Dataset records
········

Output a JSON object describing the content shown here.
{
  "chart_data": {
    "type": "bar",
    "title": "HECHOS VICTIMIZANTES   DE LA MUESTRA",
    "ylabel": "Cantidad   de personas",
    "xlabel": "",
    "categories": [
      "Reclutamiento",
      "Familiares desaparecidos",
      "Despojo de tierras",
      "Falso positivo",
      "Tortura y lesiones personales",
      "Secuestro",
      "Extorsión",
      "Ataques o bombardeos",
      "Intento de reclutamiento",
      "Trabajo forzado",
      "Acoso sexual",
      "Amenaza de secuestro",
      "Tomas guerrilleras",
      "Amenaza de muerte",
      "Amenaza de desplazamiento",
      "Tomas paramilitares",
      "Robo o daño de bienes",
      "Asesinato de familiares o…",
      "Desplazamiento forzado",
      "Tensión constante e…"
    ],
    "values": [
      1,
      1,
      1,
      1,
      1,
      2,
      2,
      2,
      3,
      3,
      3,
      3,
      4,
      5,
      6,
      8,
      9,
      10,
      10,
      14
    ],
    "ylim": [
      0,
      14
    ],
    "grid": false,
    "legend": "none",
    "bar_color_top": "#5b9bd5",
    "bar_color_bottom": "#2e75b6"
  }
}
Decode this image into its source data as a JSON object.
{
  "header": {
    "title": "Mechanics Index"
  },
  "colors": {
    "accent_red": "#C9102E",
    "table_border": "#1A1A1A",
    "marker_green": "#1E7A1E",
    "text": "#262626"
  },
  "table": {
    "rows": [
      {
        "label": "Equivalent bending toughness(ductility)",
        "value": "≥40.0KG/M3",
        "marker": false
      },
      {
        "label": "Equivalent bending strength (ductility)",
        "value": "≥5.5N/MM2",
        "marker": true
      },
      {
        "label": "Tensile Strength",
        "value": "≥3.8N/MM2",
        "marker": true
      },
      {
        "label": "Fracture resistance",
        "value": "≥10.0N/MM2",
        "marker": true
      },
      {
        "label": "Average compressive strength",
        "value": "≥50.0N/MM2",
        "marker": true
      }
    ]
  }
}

········

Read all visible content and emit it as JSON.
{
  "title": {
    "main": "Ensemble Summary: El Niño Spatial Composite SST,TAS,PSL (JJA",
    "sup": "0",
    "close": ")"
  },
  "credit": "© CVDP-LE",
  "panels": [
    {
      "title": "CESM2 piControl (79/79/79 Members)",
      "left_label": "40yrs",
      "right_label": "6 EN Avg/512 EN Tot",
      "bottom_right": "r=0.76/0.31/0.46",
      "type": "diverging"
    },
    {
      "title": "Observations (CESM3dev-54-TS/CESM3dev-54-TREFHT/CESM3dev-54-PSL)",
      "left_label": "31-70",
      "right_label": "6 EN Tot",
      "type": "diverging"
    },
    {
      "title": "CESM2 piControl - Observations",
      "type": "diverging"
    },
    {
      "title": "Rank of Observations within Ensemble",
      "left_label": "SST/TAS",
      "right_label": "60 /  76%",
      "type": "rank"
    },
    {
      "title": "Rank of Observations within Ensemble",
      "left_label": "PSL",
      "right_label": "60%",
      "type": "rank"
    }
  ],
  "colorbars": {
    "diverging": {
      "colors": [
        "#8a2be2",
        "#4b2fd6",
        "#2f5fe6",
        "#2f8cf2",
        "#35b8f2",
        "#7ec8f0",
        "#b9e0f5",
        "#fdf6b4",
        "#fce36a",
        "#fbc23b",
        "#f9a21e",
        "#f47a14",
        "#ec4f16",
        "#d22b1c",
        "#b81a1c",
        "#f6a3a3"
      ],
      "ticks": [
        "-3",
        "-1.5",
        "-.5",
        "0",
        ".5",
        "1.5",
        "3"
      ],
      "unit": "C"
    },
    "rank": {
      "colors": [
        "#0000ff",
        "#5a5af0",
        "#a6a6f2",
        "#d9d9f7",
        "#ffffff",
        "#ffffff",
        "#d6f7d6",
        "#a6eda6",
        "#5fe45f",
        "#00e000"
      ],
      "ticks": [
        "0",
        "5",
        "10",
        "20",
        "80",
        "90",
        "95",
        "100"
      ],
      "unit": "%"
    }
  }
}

········

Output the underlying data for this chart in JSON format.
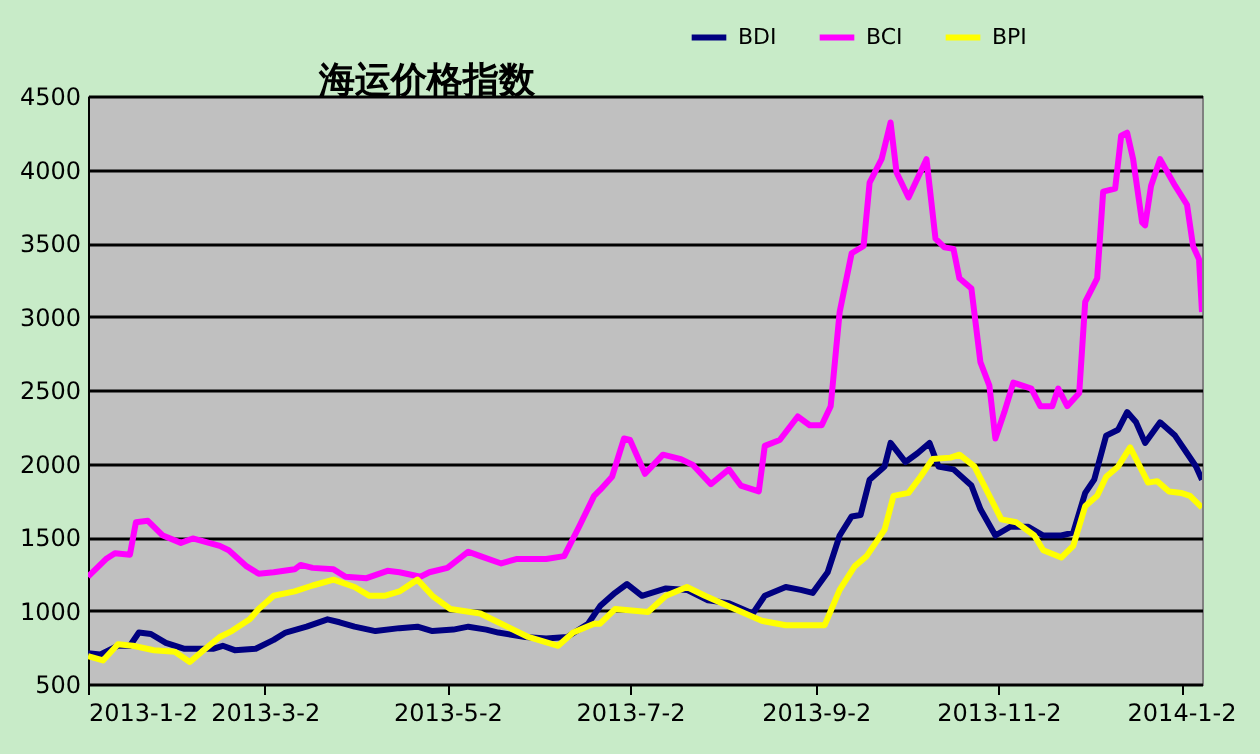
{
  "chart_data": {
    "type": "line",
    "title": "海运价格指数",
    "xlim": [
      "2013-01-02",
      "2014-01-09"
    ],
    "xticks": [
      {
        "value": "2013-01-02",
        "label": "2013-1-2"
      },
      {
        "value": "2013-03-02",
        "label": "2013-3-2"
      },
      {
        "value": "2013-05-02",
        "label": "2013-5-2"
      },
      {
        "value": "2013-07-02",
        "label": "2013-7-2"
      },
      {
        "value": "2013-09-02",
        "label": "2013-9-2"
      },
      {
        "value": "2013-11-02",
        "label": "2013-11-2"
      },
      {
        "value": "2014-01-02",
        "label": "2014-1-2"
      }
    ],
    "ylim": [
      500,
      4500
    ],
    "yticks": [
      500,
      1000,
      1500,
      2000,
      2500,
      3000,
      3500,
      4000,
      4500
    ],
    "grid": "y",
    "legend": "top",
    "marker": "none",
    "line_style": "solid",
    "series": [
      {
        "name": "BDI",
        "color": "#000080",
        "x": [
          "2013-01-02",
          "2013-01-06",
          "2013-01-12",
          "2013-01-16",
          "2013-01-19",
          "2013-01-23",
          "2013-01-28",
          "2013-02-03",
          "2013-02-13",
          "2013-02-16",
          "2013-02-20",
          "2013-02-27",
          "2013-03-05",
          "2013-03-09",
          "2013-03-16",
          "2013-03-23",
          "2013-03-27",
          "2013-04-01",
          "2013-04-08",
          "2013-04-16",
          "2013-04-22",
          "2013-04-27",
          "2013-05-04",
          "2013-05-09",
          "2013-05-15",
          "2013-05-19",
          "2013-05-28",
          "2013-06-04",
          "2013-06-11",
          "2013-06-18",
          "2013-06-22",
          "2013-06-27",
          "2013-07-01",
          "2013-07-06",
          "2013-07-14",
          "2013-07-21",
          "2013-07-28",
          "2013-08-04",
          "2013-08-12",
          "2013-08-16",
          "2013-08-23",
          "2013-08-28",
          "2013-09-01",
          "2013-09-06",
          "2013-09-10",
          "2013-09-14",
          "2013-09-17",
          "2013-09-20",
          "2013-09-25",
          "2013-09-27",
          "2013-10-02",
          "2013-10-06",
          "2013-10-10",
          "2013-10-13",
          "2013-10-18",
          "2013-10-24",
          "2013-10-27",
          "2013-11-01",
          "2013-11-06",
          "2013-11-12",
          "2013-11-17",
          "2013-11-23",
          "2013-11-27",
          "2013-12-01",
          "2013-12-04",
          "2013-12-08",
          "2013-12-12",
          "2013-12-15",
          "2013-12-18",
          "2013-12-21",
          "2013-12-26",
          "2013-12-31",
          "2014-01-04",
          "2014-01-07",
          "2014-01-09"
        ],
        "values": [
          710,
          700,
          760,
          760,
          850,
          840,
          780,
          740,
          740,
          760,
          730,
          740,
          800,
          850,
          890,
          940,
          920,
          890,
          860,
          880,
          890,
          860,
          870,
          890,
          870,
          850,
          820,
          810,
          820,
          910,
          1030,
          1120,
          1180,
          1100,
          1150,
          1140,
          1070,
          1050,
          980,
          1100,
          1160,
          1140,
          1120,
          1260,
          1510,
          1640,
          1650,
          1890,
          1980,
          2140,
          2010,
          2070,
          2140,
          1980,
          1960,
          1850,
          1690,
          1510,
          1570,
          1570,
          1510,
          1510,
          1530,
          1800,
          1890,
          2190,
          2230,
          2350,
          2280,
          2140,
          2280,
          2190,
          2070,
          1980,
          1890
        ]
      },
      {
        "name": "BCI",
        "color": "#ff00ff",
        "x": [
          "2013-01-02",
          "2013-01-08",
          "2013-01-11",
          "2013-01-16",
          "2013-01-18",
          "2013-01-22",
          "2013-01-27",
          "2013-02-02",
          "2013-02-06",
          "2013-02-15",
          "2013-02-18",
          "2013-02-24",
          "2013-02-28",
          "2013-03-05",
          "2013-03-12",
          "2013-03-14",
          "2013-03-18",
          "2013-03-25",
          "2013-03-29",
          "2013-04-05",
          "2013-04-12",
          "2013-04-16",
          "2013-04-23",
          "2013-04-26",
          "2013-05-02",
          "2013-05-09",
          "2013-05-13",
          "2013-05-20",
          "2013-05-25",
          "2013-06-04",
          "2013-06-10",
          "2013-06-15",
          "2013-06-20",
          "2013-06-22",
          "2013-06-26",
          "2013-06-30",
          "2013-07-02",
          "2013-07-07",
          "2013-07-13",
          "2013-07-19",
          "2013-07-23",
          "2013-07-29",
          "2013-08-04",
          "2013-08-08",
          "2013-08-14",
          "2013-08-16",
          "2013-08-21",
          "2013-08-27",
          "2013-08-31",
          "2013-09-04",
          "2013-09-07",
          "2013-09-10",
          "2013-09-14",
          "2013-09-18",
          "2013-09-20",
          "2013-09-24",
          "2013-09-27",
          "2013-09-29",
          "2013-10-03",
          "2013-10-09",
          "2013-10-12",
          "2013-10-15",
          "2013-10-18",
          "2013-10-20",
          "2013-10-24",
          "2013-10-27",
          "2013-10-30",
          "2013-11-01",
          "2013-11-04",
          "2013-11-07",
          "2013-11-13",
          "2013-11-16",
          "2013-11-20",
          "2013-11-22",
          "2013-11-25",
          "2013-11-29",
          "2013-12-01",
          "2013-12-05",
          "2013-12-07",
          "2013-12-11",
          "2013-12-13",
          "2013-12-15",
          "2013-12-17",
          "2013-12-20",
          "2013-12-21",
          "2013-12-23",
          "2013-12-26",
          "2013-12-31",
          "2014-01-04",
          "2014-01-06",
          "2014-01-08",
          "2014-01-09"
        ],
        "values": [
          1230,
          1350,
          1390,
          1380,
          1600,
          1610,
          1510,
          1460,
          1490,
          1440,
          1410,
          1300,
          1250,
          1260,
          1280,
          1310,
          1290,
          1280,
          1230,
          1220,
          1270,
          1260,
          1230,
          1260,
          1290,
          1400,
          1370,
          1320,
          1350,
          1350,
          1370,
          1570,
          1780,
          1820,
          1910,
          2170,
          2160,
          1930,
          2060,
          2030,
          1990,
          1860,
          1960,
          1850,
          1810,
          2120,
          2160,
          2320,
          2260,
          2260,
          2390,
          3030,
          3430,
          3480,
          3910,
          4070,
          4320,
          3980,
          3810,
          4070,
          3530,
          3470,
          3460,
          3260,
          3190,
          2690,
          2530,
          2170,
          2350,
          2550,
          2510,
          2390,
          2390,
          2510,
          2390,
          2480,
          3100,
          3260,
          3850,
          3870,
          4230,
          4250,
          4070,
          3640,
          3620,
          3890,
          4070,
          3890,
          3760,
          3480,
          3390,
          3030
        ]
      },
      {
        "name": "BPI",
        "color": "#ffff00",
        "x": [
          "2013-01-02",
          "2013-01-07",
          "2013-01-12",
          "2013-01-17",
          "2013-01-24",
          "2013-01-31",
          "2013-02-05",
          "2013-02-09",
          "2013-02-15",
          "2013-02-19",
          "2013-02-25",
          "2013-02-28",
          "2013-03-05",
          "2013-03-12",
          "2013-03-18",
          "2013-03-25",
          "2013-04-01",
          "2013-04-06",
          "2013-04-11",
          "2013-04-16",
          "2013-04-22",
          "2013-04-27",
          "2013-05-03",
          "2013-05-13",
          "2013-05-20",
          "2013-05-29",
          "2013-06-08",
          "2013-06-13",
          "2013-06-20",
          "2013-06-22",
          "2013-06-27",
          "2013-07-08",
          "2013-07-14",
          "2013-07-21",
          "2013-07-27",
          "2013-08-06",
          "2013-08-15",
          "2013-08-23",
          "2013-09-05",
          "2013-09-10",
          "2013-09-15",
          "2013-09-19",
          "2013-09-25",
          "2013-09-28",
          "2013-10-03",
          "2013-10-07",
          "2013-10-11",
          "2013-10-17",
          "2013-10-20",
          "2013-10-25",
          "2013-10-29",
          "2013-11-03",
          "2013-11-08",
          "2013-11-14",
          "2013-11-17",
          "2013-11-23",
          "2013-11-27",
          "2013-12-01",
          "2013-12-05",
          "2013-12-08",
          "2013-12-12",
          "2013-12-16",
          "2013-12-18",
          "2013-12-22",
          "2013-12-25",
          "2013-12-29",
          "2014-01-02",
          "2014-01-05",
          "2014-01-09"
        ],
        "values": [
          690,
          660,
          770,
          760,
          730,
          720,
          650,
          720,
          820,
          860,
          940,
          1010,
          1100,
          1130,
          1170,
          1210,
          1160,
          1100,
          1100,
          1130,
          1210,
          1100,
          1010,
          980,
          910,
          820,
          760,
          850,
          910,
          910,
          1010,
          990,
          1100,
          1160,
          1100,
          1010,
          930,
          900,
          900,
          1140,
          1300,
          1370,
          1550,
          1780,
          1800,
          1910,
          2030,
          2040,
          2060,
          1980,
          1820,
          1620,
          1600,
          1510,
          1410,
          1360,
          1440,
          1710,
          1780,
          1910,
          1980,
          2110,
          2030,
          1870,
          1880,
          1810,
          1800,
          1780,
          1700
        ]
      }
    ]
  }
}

········

## Required task
Tally the lines of the listing in which the word "JSON" occurs, and state the total alone.

## Response to this exercise
4